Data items
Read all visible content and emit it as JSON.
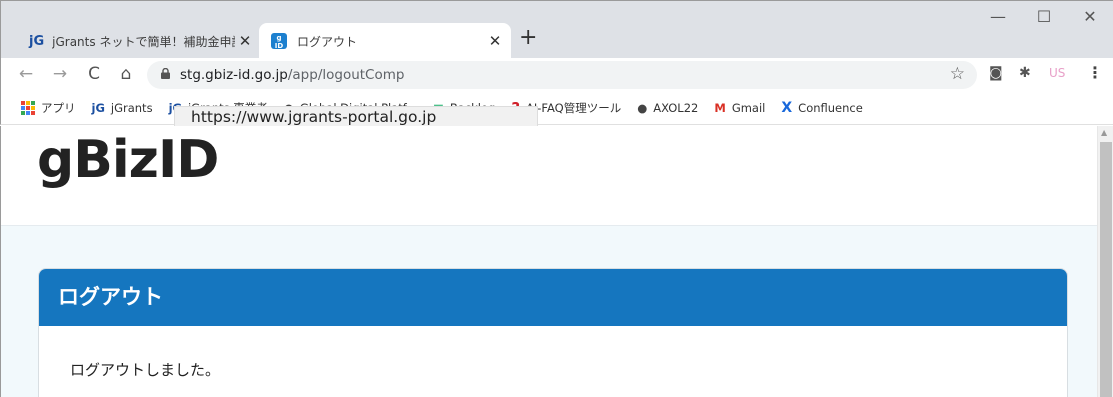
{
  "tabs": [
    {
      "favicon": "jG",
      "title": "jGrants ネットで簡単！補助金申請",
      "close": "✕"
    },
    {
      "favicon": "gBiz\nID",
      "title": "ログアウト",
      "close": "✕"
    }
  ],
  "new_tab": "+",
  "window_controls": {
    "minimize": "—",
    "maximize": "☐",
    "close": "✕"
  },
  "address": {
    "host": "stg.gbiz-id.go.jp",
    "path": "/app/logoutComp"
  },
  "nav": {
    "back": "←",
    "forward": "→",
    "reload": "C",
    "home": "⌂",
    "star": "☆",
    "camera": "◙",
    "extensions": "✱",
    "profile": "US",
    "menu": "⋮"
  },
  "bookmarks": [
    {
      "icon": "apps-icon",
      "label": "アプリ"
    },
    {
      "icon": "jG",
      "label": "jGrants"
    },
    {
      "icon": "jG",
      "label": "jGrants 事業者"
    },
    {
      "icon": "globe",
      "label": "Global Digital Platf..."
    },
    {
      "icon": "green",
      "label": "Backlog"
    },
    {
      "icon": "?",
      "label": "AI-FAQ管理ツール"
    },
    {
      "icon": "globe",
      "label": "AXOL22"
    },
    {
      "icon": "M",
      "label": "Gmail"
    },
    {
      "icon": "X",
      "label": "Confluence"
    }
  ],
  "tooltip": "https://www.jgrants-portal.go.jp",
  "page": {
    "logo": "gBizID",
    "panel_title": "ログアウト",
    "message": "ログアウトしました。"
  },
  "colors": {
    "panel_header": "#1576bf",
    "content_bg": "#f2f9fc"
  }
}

◆ **Your instructions**
Leave out the pictures and transcribe everything else exactly.

◆ **Solution to this problem**
Read all visible content and emit it as JSON.
{
  "tabs": [
    {
      "favicon": "jG",
      "title": "jGrants ネットで簡単！補助金申請",
      "close": "✕"
    },
    {
      "favicon": "gBiz\nID",
      "title": "ログアウト",
      "close": "✕"
    }
  ],
  "new_tab": "+",
  "window_controls": {
    "minimize": "—",
    "maximize": "☐",
    "close": "✕"
  },
  "address": {
    "host": "stg.gbiz-id.go.jp",
    "path": "/app/logoutComp"
  },
  "nav": {
    "back": "←",
    "forward": "→",
    "reload": "C",
    "home": "⌂",
    "star": "☆",
    "camera": "◙",
    "extensions": "✱",
    "profile": "US",
    "menu": "⋮"
  },
  "bookmarks": [
    {
      "icon": "apps-icon",
      "label": "アプリ"
    },
    {
      "icon": "jG",
      "label": "jGrants"
    },
    {
      "icon": "jG",
      "label": "jGrants 事業者"
    },
    {
      "icon": "globe",
      "label": "Global Digital Platf..."
    },
    {
      "icon": "green",
      "label": "Backlog"
    },
    {
      "icon": "?",
      "label": "AI-FAQ管理ツール"
    },
    {
      "icon": "globe",
      "label": "AXOL22"
    },
    {
      "icon": "M",
      "label": "Gmail"
    },
    {
      "icon": "X",
      "label": "Confluence"
    }
  ],
  "tooltip": "https://www.jgrants-portal.go.jp",
  "page": {
    "logo": "gBizID",
    "panel_title": "ログアウト",
    "message": "ログアウトしました。"
  },
  "colors": {
    "panel_header": "#1576bf",
    "content_bg": "#f2f9fc"
  }
}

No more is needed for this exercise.